• _Work to do_: Reproduce every line in the listing that contains the word "title".

• _Available records_:
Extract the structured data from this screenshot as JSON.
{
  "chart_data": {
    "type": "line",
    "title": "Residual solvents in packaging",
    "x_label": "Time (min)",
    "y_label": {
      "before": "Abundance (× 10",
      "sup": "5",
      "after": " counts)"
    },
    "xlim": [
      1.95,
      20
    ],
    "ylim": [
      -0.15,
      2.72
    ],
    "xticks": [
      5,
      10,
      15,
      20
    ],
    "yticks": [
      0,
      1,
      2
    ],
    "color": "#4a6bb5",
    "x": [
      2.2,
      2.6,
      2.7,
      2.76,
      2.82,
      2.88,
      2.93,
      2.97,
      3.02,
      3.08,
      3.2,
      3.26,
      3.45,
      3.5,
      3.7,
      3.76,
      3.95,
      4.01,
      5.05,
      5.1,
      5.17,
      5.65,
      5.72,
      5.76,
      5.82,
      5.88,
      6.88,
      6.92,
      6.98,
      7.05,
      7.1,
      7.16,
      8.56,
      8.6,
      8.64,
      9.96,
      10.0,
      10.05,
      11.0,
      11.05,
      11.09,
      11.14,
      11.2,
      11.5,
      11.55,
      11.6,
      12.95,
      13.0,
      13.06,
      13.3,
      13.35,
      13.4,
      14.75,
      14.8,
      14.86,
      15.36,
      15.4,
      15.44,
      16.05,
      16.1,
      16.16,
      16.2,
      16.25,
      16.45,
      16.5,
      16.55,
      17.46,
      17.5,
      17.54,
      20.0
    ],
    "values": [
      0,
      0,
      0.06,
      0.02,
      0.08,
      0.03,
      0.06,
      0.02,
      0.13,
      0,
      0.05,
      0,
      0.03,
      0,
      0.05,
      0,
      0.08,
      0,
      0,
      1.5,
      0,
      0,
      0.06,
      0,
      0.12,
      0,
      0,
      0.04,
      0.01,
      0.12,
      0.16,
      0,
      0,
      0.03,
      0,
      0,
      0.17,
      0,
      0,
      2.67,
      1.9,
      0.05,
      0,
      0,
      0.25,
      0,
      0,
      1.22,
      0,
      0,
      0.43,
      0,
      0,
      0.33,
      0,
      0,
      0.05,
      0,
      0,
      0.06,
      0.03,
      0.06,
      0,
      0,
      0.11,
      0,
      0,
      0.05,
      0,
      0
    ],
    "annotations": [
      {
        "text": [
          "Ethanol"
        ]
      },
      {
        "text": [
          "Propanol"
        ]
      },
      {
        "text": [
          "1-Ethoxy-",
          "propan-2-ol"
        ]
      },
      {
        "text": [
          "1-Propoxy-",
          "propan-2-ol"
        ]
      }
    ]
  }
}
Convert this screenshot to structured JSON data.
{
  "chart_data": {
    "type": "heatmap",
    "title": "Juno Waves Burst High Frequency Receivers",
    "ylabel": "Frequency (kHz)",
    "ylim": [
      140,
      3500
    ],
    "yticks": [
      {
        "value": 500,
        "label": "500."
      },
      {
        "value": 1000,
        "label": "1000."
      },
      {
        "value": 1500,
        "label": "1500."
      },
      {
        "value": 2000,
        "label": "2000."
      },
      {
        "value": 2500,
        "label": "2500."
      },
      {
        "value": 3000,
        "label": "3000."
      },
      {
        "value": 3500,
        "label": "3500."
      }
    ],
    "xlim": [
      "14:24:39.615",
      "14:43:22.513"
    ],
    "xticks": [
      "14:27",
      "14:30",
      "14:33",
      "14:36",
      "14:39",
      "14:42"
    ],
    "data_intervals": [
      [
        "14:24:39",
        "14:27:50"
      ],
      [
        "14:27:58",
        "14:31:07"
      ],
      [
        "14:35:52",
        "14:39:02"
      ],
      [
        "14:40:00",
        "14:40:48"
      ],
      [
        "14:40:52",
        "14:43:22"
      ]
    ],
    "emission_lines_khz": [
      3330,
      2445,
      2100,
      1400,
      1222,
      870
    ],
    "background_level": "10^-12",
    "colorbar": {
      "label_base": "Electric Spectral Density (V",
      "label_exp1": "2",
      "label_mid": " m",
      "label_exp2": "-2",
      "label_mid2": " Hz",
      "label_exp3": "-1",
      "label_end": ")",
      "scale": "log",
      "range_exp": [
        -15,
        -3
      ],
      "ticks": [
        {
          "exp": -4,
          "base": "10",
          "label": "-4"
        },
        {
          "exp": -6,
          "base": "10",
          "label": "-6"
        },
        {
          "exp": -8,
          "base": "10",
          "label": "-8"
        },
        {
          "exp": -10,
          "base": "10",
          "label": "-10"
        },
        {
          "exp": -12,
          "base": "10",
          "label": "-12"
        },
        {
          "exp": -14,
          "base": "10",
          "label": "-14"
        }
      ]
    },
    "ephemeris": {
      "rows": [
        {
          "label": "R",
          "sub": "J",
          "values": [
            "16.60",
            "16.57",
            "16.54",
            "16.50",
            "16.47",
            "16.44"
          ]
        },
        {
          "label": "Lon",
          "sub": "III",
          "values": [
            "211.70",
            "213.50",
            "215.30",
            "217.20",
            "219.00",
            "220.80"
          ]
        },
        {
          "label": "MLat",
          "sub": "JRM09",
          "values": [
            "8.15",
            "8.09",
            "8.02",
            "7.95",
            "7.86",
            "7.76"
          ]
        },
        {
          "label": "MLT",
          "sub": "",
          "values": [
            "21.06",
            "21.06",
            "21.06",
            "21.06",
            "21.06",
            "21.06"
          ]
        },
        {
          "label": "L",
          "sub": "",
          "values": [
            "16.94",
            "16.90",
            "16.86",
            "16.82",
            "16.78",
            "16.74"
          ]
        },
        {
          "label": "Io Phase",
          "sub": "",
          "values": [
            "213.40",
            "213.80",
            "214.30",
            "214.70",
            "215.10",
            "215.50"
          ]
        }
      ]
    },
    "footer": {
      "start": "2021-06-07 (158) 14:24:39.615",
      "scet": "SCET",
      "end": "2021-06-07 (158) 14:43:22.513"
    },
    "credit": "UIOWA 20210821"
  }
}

• _Reply to the exercise_:
    "title": "Residual solvents in packaging",
    "title": "Juno Waves Burst High Frequency Receivers",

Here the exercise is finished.